Prompt » Output each entry verbatim and exclude every picture from it.

Extracted records »
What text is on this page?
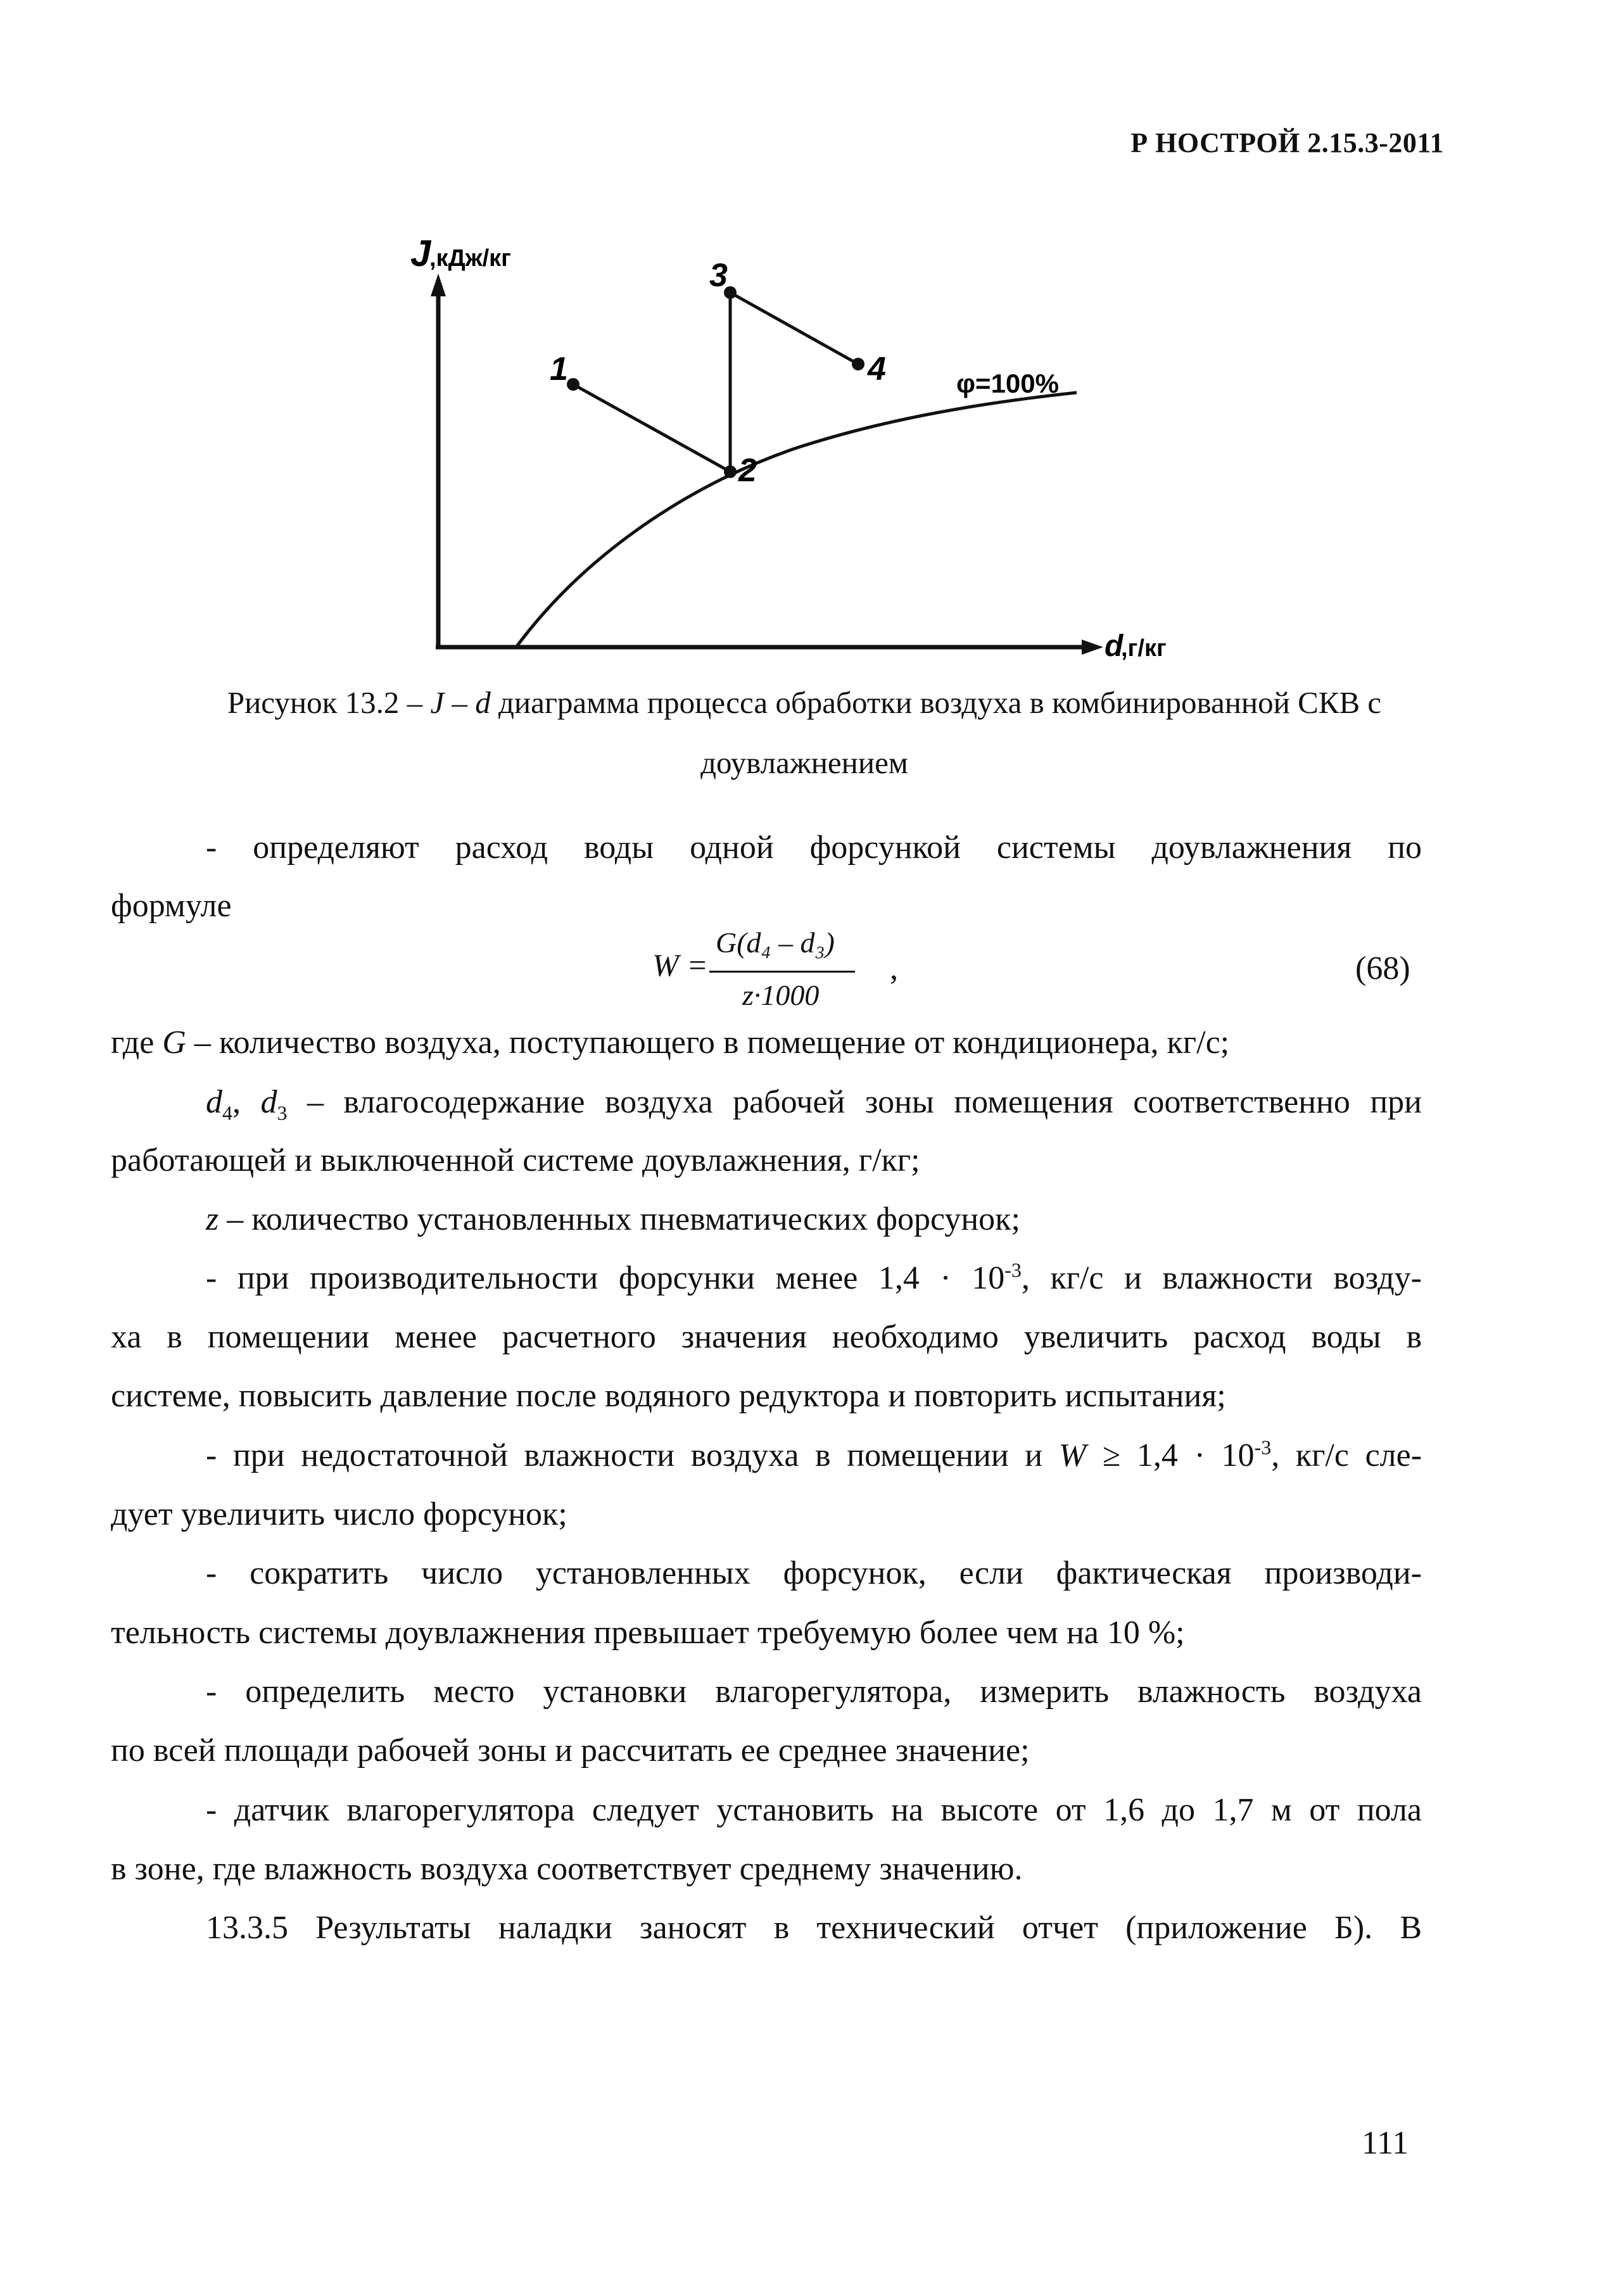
Р НОСТРОЙ 2.15.3-2011
J
,кДж/кг
d
,г/кг
1
2
3
4	φ=100%
Рисунок 13.2 – J – d диаграмма процесса обработки воздуха в комбинированной СКВ с
доувлажнением
- определяют расход воды одной форсункой системы доувлажнения по
формуле
W =
G(d₄ – d₃)
z·1000
,	(68)
где G – количество воздуха, поступающего в помещение от кондиционера, кг/с;
$d_4$, $d_3$ – влагосодержание воздуха рабочей зоны помещения соответственно при
работающей и выключенной системе доувлажнения, г/кг;
z – количество установленных пневматических форсунок;
- при производительности форсунки менее $1,4 \cdot 10^{-3}$, кг/с и влажности возду-
ха в помещении менее расчетного значения необходимо увеличить расход воды в
системе, повысить давление после водяного редуктора и повторить испытания;
- при недостаточной влажности воздуха в помещении и $W \ge 1,4 \cdot 10^{-3}$, кг/с сле-
дует увеличить число форсунок;
- сократить число установленных форсунок, если фактическая производи-
тельность системы доувлажнения превышает требуемую более чем на 10 %;
- определить место установки влагорегулятора, измерить влажность воздуха
по всей площади рабочей зоны и рассчитать ее среднее значение;
- датчик влагорегулятора следует установить на высоте от 1,6 до 1,7 м от пола
в зоне, где влажность воздуха соответствует среднему значению.
13.3.5 Результаты наладки заносят в технический отчет (приложение Б). В
111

Final result »
What text is on this page?
Р НОСТРОЙ 2.15.3-2011
J
,кДж/кг
d
,г/кг
1
2
3
4	φ=100%
Рисунок 13.2 – J – d диаграмма процесса обработки воздуха в комбинированной СКВ с
доувлажнением
- определяют расход воды одной форсункой системы доувлажнения по
формуле
W =
G(d₄ – d₃)
z·1000
,	(68)
где G – количество воздуха, поступающего в помещение от кондиционера, кг/с;
$d_4$, $d_3$ – влагосодержание воздуха рабочей зоны помещения соответственно при
работающей и выключенной системе доувлажнения, г/кг;
z – количество установленных пневматических форсунок;
- при производительности форсунки менее $1,4 \cdot 10^{-3}$, кг/с и влажности возду-
ха в помещении менее расчетного значения необходимо увеличить расход воды в
системе, повысить давление после водяного редуктора и повторить испытания;
- при недостаточной влажности воздуха в помещении и $W \ge 1,4 \cdot 10^{-3}$, кг/с сле-
дует увеличить число форсунок;
- сократить число установленных форсунок, если фактическая производи-
тельность системы доувлажнения превышает требуемую более чем на 10 %;
- определить место установки влагорегулятора, измерить влажность воздуха
по всей площади рабочей зоны и рассчитать ее среднее значение;
- датчик влагорегулятора следует установить на высоте от 1,6 до 1,7 м от пола
в зоне, где влажность воздуха соответствует среднему значению.
13.3.5 Результаты наладки заносят в технический отчет (приложение Б). В
111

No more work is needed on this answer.